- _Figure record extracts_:
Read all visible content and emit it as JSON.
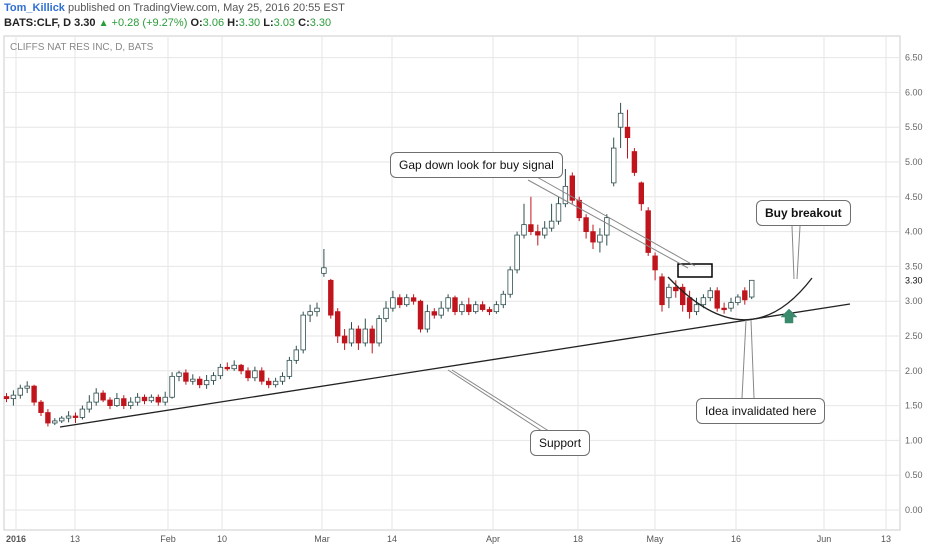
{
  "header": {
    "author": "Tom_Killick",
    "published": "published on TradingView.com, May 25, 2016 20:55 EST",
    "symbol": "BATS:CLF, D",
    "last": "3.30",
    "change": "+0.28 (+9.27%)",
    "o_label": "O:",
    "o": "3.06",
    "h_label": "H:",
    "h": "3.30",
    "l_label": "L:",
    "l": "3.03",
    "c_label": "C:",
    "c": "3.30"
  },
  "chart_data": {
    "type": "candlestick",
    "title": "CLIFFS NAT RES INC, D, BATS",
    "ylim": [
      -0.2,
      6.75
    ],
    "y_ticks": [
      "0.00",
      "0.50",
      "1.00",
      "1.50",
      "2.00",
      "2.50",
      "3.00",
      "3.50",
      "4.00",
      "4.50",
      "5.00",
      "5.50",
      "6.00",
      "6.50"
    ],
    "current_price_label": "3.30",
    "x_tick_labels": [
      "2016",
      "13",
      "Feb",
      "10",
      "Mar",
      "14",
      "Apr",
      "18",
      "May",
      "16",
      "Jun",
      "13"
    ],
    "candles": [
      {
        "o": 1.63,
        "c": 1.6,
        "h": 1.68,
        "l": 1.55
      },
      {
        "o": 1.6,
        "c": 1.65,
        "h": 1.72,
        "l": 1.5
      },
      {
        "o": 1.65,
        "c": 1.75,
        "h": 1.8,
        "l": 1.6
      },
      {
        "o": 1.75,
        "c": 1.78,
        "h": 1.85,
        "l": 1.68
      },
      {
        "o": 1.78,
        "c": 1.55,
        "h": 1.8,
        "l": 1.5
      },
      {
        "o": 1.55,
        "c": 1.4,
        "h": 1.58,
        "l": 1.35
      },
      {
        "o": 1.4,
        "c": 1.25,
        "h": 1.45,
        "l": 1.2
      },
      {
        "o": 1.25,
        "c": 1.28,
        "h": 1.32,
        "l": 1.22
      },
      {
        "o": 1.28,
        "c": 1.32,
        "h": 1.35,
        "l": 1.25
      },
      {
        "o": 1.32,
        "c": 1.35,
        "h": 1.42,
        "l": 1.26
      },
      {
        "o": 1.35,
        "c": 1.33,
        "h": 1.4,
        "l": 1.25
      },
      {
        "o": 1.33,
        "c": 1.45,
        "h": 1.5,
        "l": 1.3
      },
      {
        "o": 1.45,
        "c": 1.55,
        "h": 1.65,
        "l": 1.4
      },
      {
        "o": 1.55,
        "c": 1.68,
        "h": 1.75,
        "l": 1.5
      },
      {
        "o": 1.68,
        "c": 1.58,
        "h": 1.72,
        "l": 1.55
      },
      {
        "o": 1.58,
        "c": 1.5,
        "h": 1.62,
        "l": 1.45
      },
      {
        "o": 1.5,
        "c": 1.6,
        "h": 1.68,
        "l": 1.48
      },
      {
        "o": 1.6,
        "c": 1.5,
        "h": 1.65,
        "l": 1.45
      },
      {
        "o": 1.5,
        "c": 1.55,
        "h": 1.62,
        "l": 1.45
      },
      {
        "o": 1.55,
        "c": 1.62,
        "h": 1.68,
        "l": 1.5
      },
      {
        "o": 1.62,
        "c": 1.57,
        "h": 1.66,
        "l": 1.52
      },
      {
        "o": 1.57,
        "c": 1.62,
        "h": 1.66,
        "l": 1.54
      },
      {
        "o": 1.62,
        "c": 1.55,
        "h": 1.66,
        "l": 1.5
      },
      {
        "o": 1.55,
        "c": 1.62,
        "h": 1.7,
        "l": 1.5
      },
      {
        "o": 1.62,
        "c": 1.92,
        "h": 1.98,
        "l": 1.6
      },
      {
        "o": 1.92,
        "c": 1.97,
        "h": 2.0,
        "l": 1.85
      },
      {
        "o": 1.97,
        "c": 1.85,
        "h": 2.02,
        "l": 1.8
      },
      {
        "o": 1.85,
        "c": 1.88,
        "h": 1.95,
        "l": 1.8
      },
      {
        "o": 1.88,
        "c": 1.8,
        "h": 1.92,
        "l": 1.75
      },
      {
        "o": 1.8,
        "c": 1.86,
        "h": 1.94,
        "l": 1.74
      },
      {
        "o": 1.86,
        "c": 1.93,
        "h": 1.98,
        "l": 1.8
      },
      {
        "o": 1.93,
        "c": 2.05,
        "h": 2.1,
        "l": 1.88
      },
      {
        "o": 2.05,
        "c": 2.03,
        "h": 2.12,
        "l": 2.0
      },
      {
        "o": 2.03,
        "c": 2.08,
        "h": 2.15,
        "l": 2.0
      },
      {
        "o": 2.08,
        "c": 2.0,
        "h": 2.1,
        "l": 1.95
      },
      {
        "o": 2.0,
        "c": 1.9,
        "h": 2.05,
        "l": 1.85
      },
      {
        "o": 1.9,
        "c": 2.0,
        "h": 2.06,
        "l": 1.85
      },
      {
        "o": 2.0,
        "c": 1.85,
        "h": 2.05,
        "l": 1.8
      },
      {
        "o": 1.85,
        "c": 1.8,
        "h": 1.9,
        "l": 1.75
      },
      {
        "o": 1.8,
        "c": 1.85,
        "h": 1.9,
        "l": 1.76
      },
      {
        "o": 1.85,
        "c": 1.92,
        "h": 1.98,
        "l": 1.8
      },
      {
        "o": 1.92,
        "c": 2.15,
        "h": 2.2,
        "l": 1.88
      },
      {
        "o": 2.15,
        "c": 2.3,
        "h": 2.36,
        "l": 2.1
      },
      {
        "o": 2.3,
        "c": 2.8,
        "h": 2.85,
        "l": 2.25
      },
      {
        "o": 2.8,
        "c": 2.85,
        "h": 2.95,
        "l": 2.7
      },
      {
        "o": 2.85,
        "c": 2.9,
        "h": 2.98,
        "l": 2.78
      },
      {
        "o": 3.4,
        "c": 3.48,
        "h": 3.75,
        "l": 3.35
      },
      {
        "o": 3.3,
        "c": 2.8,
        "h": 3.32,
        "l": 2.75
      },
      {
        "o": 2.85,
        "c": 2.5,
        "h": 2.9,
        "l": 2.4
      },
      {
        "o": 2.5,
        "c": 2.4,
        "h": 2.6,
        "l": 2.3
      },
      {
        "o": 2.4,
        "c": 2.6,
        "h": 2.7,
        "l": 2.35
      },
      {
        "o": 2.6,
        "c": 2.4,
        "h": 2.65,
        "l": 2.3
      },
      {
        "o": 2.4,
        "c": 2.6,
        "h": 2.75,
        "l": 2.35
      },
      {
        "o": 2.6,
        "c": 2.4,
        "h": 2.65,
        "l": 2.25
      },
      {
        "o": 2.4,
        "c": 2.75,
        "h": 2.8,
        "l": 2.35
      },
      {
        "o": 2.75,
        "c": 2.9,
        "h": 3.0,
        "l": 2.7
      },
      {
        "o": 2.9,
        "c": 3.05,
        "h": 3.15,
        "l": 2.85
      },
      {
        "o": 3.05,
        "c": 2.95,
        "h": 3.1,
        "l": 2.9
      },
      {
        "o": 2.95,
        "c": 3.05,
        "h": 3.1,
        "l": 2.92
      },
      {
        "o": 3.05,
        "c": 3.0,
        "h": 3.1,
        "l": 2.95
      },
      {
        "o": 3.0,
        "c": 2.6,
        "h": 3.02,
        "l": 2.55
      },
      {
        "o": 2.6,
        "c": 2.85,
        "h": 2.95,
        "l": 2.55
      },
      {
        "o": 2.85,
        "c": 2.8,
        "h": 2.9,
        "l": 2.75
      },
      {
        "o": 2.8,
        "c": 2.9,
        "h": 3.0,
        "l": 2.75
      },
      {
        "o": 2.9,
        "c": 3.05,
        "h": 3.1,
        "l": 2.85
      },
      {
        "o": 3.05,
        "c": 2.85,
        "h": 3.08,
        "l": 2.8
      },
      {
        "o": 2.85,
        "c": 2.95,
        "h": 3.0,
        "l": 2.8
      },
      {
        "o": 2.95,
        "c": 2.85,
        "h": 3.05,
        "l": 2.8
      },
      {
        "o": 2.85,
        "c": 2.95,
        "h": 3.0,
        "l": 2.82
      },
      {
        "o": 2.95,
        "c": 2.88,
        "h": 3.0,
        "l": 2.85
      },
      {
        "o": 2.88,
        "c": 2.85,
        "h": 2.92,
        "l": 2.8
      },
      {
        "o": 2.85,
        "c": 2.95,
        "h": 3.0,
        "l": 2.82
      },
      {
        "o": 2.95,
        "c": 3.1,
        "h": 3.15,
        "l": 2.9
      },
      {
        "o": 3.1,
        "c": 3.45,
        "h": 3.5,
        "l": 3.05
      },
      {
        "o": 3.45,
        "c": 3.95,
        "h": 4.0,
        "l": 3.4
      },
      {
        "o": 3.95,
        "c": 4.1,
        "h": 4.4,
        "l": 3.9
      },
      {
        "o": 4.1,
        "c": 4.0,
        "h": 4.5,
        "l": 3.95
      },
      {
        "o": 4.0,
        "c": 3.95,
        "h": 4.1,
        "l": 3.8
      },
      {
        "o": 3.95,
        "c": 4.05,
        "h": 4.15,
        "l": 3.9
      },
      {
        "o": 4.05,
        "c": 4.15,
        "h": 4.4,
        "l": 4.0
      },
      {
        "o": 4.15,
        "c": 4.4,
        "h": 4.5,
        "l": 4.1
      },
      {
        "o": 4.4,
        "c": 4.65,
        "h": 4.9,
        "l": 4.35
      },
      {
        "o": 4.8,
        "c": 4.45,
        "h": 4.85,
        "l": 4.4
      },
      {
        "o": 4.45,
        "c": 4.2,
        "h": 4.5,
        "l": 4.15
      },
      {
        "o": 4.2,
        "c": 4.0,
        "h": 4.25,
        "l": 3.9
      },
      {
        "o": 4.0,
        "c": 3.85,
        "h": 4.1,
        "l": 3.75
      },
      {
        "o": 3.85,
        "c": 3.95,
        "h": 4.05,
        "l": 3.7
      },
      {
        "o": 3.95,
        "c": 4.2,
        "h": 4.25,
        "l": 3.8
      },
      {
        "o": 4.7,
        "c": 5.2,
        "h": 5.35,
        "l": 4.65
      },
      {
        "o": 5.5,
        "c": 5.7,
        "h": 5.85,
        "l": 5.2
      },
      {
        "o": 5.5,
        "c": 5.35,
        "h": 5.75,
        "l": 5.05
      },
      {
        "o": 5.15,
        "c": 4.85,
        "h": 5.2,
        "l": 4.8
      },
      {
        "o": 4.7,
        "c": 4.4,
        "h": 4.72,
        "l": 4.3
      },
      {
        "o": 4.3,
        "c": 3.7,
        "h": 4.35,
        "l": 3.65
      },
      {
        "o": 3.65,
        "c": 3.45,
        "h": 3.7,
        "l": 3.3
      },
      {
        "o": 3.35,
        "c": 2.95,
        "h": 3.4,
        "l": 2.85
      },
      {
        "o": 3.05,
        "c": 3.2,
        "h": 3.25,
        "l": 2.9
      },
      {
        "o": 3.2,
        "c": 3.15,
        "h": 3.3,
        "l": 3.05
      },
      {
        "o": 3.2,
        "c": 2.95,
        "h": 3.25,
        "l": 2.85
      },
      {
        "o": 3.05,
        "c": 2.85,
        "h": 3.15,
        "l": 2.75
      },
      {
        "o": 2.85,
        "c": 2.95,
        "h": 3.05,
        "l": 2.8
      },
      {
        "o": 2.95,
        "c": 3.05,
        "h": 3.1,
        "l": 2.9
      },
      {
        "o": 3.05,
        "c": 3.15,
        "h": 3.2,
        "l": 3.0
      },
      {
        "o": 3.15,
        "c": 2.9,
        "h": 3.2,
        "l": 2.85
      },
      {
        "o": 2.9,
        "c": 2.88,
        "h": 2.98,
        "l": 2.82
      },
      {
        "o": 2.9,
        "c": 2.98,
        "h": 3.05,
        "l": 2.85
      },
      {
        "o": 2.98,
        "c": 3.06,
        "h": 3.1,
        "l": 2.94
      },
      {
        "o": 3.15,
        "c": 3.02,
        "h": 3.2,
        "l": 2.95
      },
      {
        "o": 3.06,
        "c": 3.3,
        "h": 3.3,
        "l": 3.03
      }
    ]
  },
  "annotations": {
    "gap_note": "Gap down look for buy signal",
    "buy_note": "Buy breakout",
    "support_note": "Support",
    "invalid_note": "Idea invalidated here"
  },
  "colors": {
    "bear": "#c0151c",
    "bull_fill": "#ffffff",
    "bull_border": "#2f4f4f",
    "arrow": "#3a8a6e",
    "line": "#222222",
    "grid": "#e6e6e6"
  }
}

- _Work instructions_: Across the entries, how many lines hold the word "BATS"? Say only the number.

- _Finished answer_: 2